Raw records
****************
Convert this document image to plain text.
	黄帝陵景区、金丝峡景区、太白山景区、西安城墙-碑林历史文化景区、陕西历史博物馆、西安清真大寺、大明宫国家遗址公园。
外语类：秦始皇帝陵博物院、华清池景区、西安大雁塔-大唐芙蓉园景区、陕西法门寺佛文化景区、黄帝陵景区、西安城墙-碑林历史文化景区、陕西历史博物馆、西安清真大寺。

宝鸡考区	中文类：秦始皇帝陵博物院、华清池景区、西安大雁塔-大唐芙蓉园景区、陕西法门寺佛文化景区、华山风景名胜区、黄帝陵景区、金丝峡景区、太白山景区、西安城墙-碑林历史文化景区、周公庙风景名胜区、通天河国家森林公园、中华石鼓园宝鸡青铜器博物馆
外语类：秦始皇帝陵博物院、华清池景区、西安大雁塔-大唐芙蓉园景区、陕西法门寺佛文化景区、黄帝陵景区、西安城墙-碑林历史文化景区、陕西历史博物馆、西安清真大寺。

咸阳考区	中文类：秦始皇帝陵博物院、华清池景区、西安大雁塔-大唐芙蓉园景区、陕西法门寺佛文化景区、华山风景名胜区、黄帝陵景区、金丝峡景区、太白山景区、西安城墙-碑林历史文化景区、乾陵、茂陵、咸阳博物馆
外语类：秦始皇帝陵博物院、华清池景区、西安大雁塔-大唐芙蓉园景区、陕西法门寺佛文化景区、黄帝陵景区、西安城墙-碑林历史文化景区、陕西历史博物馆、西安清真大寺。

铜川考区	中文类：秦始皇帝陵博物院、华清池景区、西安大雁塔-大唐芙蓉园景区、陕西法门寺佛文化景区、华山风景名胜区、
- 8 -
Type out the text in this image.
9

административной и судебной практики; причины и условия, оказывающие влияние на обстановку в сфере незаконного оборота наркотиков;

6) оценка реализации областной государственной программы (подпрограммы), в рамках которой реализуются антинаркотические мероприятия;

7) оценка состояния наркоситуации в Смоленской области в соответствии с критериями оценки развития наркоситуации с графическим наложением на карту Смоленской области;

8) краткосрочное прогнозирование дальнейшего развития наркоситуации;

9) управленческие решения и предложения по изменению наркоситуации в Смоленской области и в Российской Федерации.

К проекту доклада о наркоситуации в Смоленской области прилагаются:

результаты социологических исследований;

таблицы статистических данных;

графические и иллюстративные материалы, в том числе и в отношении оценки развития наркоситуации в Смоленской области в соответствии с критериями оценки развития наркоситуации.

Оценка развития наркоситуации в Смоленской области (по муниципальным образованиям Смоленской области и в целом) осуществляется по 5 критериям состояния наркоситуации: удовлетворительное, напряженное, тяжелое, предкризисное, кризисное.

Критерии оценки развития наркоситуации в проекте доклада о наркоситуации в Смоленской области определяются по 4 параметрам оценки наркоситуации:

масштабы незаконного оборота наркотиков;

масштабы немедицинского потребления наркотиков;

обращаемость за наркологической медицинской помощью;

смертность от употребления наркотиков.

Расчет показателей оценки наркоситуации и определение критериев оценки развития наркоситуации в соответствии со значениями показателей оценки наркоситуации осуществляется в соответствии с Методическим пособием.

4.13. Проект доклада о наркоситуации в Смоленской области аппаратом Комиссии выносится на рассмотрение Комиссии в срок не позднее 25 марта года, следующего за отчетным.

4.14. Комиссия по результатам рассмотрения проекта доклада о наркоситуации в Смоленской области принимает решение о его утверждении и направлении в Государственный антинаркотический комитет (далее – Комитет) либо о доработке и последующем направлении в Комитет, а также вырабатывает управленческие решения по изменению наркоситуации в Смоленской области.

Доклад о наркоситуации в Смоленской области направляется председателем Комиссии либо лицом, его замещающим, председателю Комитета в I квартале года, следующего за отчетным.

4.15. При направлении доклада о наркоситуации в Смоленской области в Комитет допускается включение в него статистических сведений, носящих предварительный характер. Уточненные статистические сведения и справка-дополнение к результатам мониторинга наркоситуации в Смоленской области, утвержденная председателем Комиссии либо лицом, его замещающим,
****************
* **TASK DESCRIPTION**
Write the data from above out again, exactly.

* **EXPECTED ANSWER**
Convert this document image to plain text.
	黄帝陵景区、金丝峡景区、太白山景区、西安城墙-碑林历史文化景区、陕西历史博物馆、西安清真大寺、大明宫国家遗址公园。
外语类：秦始皇帝陵博物院、华清池景区、西安大雁塔-大唐芙蓉园景区、陕西法门寺佛文化景区、黄帝陵景区、西安城墙-碑林历史文化景区、陕西历史博物馆、西安清真大寺。

宝鸡考区	中文类：秦始皇帝陵博物院、华清池景区、西安大雁塔-大唐芙蓉园景区、陕西法门寺佛文化景区、华山风景名胜区、黄帝陵景区、金丝峡景区、太白山景区、西安城墙-碑林历史文化景区、周公庙风景名胜区、通天河国家森林公园、中华石鼓园宝鸡青铜器博物馆
外语类：秦始皇帝陵博物院、华清池景区、西安大雁塔-大唐芙蓉园景区、陕西法门寺佛文化景区、黄帝陵景区、西安城墙-碑林历史文化景区、陕西历史博物馆、西安清真大寺。

咸阳考区	中文类：秦始皇帝陵博物院、华清池景区、西安大雁塔-大唐芙蓉园景区、陕西法门寺佛文化景区、华山风景名胜区、黄帝陵景区、金丝峡景区、太白山景区、西安城墙-碑林历史文化景区、乾陵、茂陵、咸阳博物馆
外语类：秦始皇帝陵博物院、华清池景区、西安大雁塔-大唐芙蓉园景区、陕西法门寺佛文化景区、黄帝陵景区、西安城墙-碑林历史文化景区、陕西历史博物馆、西安清真大寺。

铜川考区	中文类：秦始皇帝陵博物院、华清池景区、西安大雁塔-大唐芙蓉园景区、陕西法门寺佛文化景区、华山风景名胜区、
- 8 -
Type out the text in this image.
9

административной и судебной практики; причины и условия, оказывающие влияние на обстановку в сфере незаконного оборота наркотиков;

6) оценка реализации областной государственной программы (подпрограммы), в рамках которой реализуются антинаркотические мероприятия;

7) оценка состояния наркоситуации в Смоленской области в соответствии с критериями оценки развития наркоситуации с графическим наложением на карту Смоленской области;

8) краткосрочное прогнозирование дальнейшего развития наркоситуации;

9) управленческие решения и предложения по изменению наркоситуации в Смоленской области и в Российской Федерации.

К проекту доклада о наркоситуации в Смоленской области прилагаются:

результаты социологических исследований;

таблицы статистических данных;

графические и иллюстративные материалы, в том числе и в отношении оценки развития наркоситуации в Смоленской области в соответствии с критериями оценки развития наркоситуации.

Оценка развития наркоситуации в Смоленской области (по муниципальным образованиям Смоленской области и в целом) осуществляется по 5 критериям состояния наркоситуации: удовлетворительное, напряженное, тяжелое, предкризисное, кризисное.

Критерии оценки развития наркоситуации в проекте доклада о наркоситуации в Смоленской области определяются по 4 параметрам оценки наркоситуации:

масштабы незаконного оборота наркотиков;

масштабы немедицинского потребления наркотиков;

обращаемость за наркологической медицинской помощью;

смертность от употребления наркотиков.

Расчет показателей оценки наркоситуации и определение критериев оценки развития наркоситуации в соответствии со значениями показателей оценки наркоситуации осуществляется в соответствии с Методическим пособием.

4.13. Проект доклада о наркоситуации в Смоленской области аппаратом Комиссии выносится на рассмотрение Комиссии в срок не позднее 25 марта года, следующего за отчетным.

4.14. Комиссия по результатам рассмотрения проекта доклада о наркоситуации в Смоленской области принимает решение о его утверждении и направлении в Государственный антинаркотический комитет (далее – Комитет) либо о доработке и последующем направлении в Комитет, а также вырабатывает управленческие решения по изменению наркоситуации в Смоленской области.

Доклад о наркоситуации в Смоленской области направляется председателем Комиссии либо лицом, его замещающим, председателю Комитета в I квартале года, следующего за отчетным.

4.15. При направлении доклада о наркоситуации в Смоленской области в Комитет допускается включение в него статистических сведений, носящих предварительный характер. Уточненные статистические сведения и справка-дополнение к результатам мониторинга наркоситуации в Смоленской области, утвержденная председателем Комиссии либо лицом, его замещающим,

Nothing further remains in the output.